(Stored items from a collection)
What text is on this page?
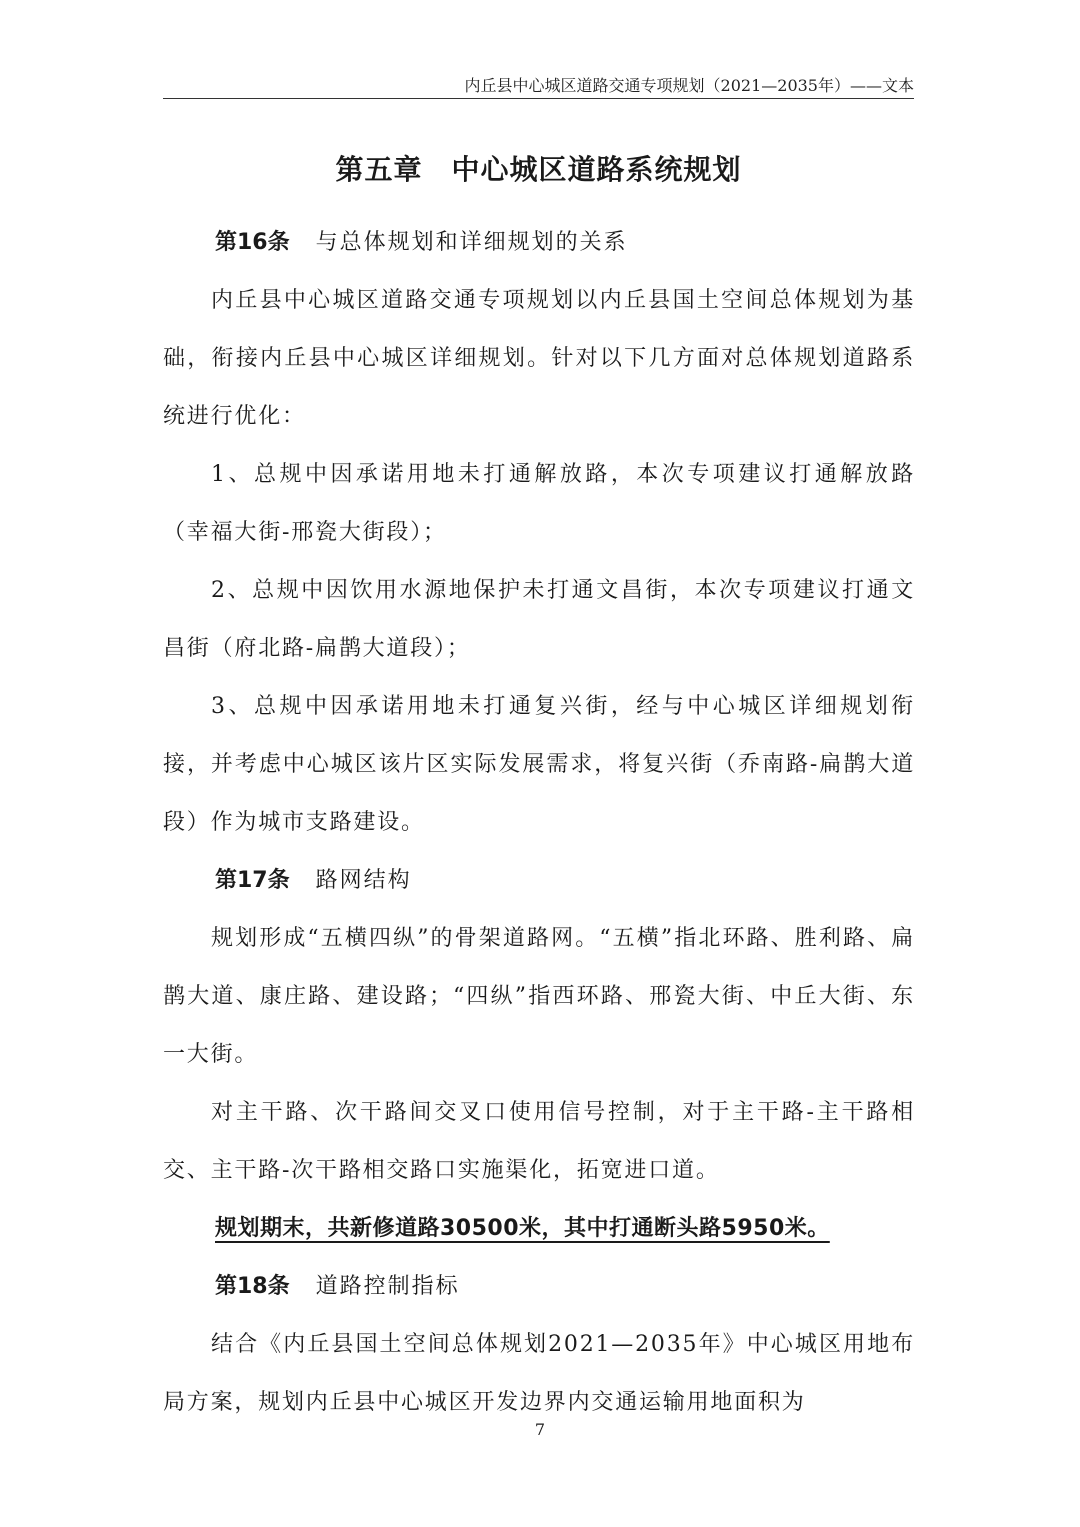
内丘县中心城区道路交通专项规划（2021—2035年）——文本
第五章　中心城区道路系统规划

第16条 与总体规划和详细规划的关系

内丘县中心城区道路交通专项规划以内丘县国土空间总体规划为基础，衔接内丘县中心城区详细规划。针对以下几方面对总体规划道路系统进行优化：

1、总规中因承诺用地未打通解放路，本次专项建议打通解放路（幸福大街-邢瓷大街段）；

2、总规中因饮用水源地保护未打通文昌街，本次专项建议打通文昌街（府北路-扁鹊大道段）；

3、总规中因承诺用地未打通复兴街，经与中心城区详细规划衔接，并考虑中心城区该片区实际发展需求，将复兴街（乔南路-扁鹊大道段）作为城市支路建设。

第17条 路网结构

规划形成“五横四纵”的骨架道路网。“五横”指北环路、胜利路、扁鹊大道、康庄路、建设路；“四纵”指西环路、邢瓷大街、中丘大街、东一大街。

对主干路、次干路间交叉口使用信号控制，对于主干路-主干路相交、主干路-次干路相交路口实施渠化，拓宽进口道。

规划期末，共新修道路30500米，其中打通断头路5950米。

第18条 道路控制指标

结合《内丘县国土空间总体规划2021—2035年》中心城区用地布局方案，规划内丘县中心城区开发边界内交通运输用地面积为

7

— Task statement —
Return a copy of every line that includes the word "扁鹊大道段".

— Exercise solution —
2、总规中因饮用水源地保护未打通文昌街，本次专项建议打通文昌街（府北路-扁鹊大道段）；
3、总规中因承诺用地未打通复兴街，经与中心城区详细规划衔接，并考虑中心城区该片区实际发展需求，将复兴街（乔南路-扁鹊大道段）作为城市支路建设。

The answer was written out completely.